■ Dataset records ■
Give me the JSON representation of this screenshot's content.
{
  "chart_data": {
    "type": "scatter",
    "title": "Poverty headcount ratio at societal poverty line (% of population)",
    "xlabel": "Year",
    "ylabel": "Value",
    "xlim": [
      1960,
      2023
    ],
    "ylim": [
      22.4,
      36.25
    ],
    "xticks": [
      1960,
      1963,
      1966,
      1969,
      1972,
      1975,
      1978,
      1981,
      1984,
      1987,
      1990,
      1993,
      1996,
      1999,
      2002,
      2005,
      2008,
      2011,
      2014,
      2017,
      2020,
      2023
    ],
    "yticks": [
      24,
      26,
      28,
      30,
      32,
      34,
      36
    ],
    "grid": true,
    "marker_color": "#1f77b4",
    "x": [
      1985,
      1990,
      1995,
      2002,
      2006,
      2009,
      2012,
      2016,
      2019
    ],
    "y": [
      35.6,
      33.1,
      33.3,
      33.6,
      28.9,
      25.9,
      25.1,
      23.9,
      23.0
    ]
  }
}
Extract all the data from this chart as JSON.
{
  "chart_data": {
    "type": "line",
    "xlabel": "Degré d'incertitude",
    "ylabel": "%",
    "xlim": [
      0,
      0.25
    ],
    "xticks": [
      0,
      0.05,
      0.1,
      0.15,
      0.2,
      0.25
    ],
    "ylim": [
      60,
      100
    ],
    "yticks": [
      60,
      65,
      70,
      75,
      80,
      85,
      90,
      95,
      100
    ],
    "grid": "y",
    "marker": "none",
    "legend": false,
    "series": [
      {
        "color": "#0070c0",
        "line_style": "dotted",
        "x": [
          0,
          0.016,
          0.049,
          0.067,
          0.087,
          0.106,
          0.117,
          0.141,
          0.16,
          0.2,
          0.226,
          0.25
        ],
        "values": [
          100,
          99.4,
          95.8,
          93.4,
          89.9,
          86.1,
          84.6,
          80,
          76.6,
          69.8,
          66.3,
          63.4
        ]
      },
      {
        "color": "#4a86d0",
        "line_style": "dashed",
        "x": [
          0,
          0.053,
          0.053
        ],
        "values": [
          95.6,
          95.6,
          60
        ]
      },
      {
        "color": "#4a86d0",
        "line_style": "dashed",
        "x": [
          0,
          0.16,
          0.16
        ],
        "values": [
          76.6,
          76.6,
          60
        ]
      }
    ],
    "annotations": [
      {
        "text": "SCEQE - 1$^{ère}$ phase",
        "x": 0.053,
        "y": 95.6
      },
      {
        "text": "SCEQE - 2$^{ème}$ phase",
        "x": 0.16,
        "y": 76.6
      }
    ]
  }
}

■ The request ■
Faithfully reproduce all of the records, character for character.

■ Result below ■
Give me the JSON representation of this screenshot's content.
{
  "chart_data": {
    "type": "scatter",
    "title": "Poverty headcount ratio at societal poverty line (% of population)",
    "xlabel": "Year",
    "ylabel": "Value",
    "xlim": [
      1960,
      2023
    ],
    "ylim": [
      22.4,
      36.25
    ],
    "xticks": [
      1960,
      1963,
      1966,
      1969,
      1972,
      1975,
      1978,
      1981,
      1984,
      1987,
      1990,
      1993,
      1996,
      1999,
      2002,
      2005,
      2008,
      2011,
      2014,
      2017,
      2020,
      2023
    ],
    "yticks": [
      24,
      26,
      28,
      30,
      32,
      34,
      36
    ],
    "grid": true,
    "marker_color": "#1f77b4",
    "x": [
      1985,
      1990,
      1995,
      2002,
      2006,
      2009,
      2012,
      2016,
      2019
    ],
    "y": [
      35.6,
      33.1,
      33.3,
      33.6,
      28.9,
      25.9,
      25.1,
      23.9,
      23.0
    ]
  }
}
Extract all the data from this chart as JSON.
{
  "chart_data": {
    "type": "line",
    "xlabel": "Degré d'incertitude",
    "ylabel": "%",
    "xlim": [
      0,
      0.25
    ],
    "xticks": [
      0,
      0.05,
      0.1,
      0.15,
      0.2,
      0.25
    ],
    "ylim": [
      60,
      100
    ],
    "yticks": [
      60,
      65,
      70,
      75,
      80,
      85,
      90,
      95,
      100
    ],
    "grid": "y",
    "marker": "none",
    "legend": false,
    "series": [
      {
        "color": "#0070c0",
        "line_style": "dotted",
        "x": [
          0,
          0.016,
          0.049,
          0.067,
          0.087,
          0.106,
          0.117,
          0.141,
          0.16,
          0.2,
          0.226,
          0.25
        ],
        "values": [
          100,
          99.4,
          95.8,
          93.4,
          89.9,
          86.1,
          84.6,
          80,
          76.6,
          69.8,
          66.3,
          63.4
        ]
      },
      {
        "color": "#4a86d0",
        "line_style": "dashed",
        "x": [
          0,
          0.053,
          0.053
        ],
        "values": [
          95.6,
          95.6,
          60
        ]
      },
      {
        "color": "#4a86d0",
        "line_style": "dashed",
        "x": [
          0,
          0.16,
          0.16
        ],
        "values": [
          76.6,
          76.6,
          60
        ]
      }
    ],
    "annotations": [
      {
        "text": "SCEQE - 1$^{ère}$ phase",
        "x": 0.053,
        "y": 95.6
      },
      {
        "text": "SCEQE - 2$^{ème}$ phase",
        "x": 0.16,
        "y": 76.6
      }
    ]
  }
}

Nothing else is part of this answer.